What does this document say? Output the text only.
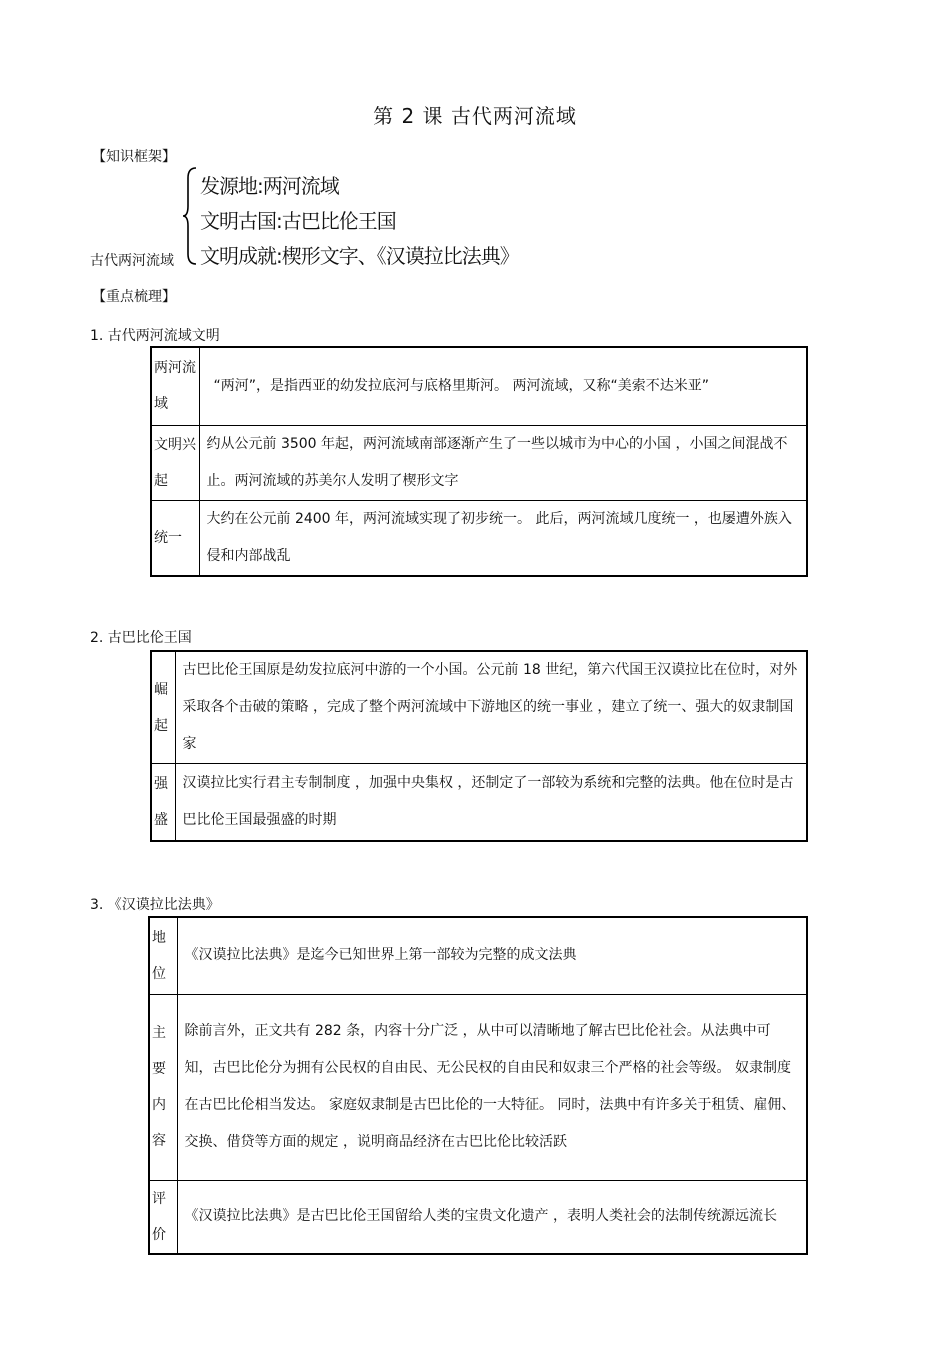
第 2 课 古代两河流域
【知识框架】
古代两河流域
发源地:两河流域
文明古国:古巴比伦王国
文明成就:楔形文字、《汉谟拉比法典》
【重点梳理】
1. 古代两河流域文明
两河流域	“两河”，是指西亚的幼发拉底河与底格里斯河。 两河流域，又称“美索不达米亚”
文明兴起	约从公元前 3500 年起，两河流域南部逐渐产生了一些以城市为中心的小国 ，小国之间混战不止。两河流域的苏美尔人发明了楔形文字
统一	大约在公元前 2400 年，两河流域实现了初步统一。 此后，两河流域几度统一 ，也屡遭外族入侵和内部战乱
2. 古巴比伦王国
崛起	古巴比伦王国原是幼发拉底河中游的一个小国。公元前 18 世纪，第六代国王汉谟拉比在位时，对外采取各个击破的策略 ，完成了整个两河流域中下游地区的统一事业 ，建立了统一、强大的奴隶制国家
强盛	汉谟拉比实行君主专制制度 ，加强中央集权 ，还制定了一部较为系统和完整的法典。他在位时是古巴比伦王国最强盛的时期
3. 《汉谟拉比法典》
地位	《汉谟拉比法典》是迄今已知世界上第一部较为完整的成文法典
主要内容	除前言外，正文共有 282 条，内容十分广泛 ，从中可以清晰地了解古巴比伦社会。从法典中可知，古巴比伦分为拥有公民权的自由民、无公民权的自由民和奴隶三个严格的社会等级。 奴隶制度在古巴比伦相当发达。 家庭奴隶制是古巴比伦的一大特征。 同时，法典中有许多关于租赁、雇佣、交换、借贷等方面的规定 ，说明商品经济在古巴比伦比较活跃
评价	《汉谟拉比法典》是古巴比伦王国留给人类的宝贵文化遗产 ，表明人类社会的法制传统源远流长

________________

SET TASK: For each line of the entries that includes "汉谟拉比法典", show that line.

FULL ANSWER:
文明成就:楔形文字、《汉谟拉比法典》
3. 《汉谟拉比法典》
地位	《汉谟拉比法典》是迄今已知世界上第一部较为完整的成文法典
评价	《汉谟拉比法典》是古巴比伦王国留给人类的宝贵文化遗产 ，表明人类社会的法制传统源远流长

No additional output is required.